### What to do:
Output each entry that follows exactly. Images stay out.

### Data supplied:
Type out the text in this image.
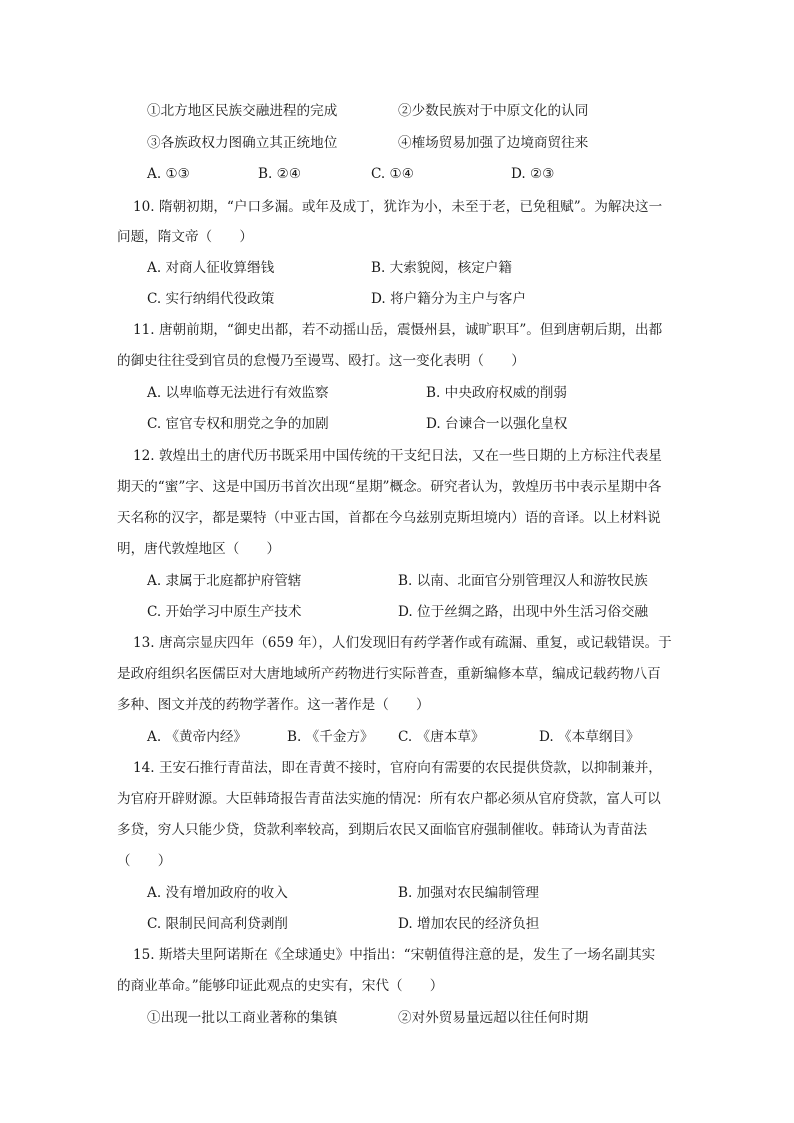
①北方地区民族交融进程的完成	②少数民族对于中原文化的认同
③各族政权力图确立其正统地位	④榷场贸易加强了边境商贸往来
A. ①③	B. ②④	C. ①④	D. ②③
10. 隋朝初期，“户口多漏。或年及成丁，犹诈为小，未至于老，已免租赋”。为解决这一
问题，隋文帝（　　）
A. 对商人征收算缗钱	B. 大索貌阅，核定户籍
C. 实行纳绢代役政策	D. 将户籍分为主户与客户
11. 唐朝前期，“御史出都，若不动摇山岳，震慑州县，诚旷职耳”。但到唐朝后期，出都
的御史往往受到官员的怠慢乃至谩骂、殴打。这一变化表明（　　）
A. 以卑临尊无法进行有效监察	B. 中央政府权威的削弱
C. 宦官专权和朋党之争的加剧	D. 台谏合一以强化皇权
12. 敦煌出土的唐代历书既采用中国传统的干支纪日法，又在一些日期的上方标注代表星
期天的“蜜”字、这是中国历书首次出现“星期”概念。研究者认为，敦煌历书中表示星期中各
天名称的汉字，都是粟特（中亚古国，首都在今乌兹别克斯坦境内）语的音译。以上材料说
明，唐代敦煌地区（　　）
A. 隶属于北庭都护府管辖	B. 以南、北面官分别管理汉人和游牧民族
C. 开始学习中原生产技术	D. 位于丝绸之路，出现中外生活习俗交融
13. 唐高宗显庆四年（659 年），人们发现旧有药学著作或有疏漏、重复，或记载错误。于
是政府组织名医儒臣对大唐地域所产药物进行实际普查，重新编修本草，编成记载药物八百
多种、图文并茂的药物学著作。这一著作是（　　）
A. 《黄帝内经》	B. 《千金方》 C. 《唐本草》	D. 《本草纲目》
14. 王安石推行青苗法，即在青黄不接时，官府向有需要的农民提供贷款，以抑制兼并，
为官府开辟财源。大臣韩琦报告青苗法实施的情况：所有农户都必须从官府贷款，富人可以
多贷，穷人只能少贷，贷款利率较高，到期后农民又面临官府强制催收。韩琦认为青苗法
（　　）
A. 没有增加政府的收入	B. 加强对农民编制管理
C. 限制民间高利贷剥削	D. 增加农民的经济负担
15. 斯塔夫里阿诺斯在《全球通史》中指出：“宋朝值得注意的是，发生了一场名副其实
的商业革命。”能够印证此观点的史实有，宋代（　　）
①出现一批以工商业著称的集镇	②对外贸易量远超以往任何时期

### Task result:
Type out the text in this image.
①北方地区民族交融进程的完成	②少数民族对于中原文化的认同
③各族政权力图确立其正统地位	④榷场贸易加强了边境商贸往来
A. ①③	B. ②④	C. ①④	D. ②③
10. 隋朝初期，“户口多漏。或年及成丁，犹诈为小，未至于老，已免租赋”。为解决这一
问题，隋文帝（　　）
A. 对商人征收算缗钱	B. 大索貌阅，核定户籍
C. 实行纳绢代役政策	D. 将户籍分为主户与客户
11. 唐朝前期，“御史出都，若不动摇山岳，震慑州县，诚旷职耳”。但到唐朝后期，出都
的御史往往受到官员的怠慢乃至谩骂、殴打。这一变化表明（　　）
A. 以卑临尊无法进行有效监察	B. 中央政府权威的削弱
C. 宦官专权和朋党之争的加剧	D. 台谏合一以强化皇权
12. 敦煌出土的唐代历书既采用中国传统的干支纪日法，又在一些日期的上方标注代表星
期天的“蜜”字、这是中国历书首次出现“星期”概念。研究者认为，敦煌历书中表示星期中各
天名称的汉字，都是粟特（中亚古国，首都在今乌兹别克斯坦境内）语的音译。以上材料说
明，唐代敦煌地区（　　）
A. 隶属于北庭都护府管辖	B. 以南、北面官分别管理汉人和游牧民族
C. 开始学习中原生产技术	D. 位于丝绸之路，出现中外生活习俗交融
13. 唐高宗显庆四年（659 年），人们发现旧有药学著作或有疏漏、重复，或记载错误。于
是政府组织名医儒臣对大唐地域所产药物进行实际普查，重新编修本草，编成记载药物八百
多种、图文并茂的药物学著作。这一著作是（　　）
A. 《黄帝内经》	B. 《千金方》 C. 《唐本草》	D. 《本草纲目》
14. 王安石推行青苗法，即在青黄不接时，官府向有需要的农民提供贷款，以抑制兼并，
为官府开辟财源。大臣韩琦报告青苗法实施的情况：所有农户都必须从官府贷款，富人可以
多贷，穷人只能少贷，贷款利率较高，到期后农民又面临官府强制催收。韩琦认为青苗法
（　　）
A. 没有增加政府的收入	B. 加强对农民编制管理
C. 限制民间高利贷剥削	D. 增加农民的经济负担
15. 斯塔夫里阿诺斯在《全球通史》中指出：“宋朝值得注意的是，发生了一场名副其实
的商业革命。”能够印证此观点的史实有，宋代（　　）
①出现一批以工商业著称的集镇	②对外贸易量远超以往任何时期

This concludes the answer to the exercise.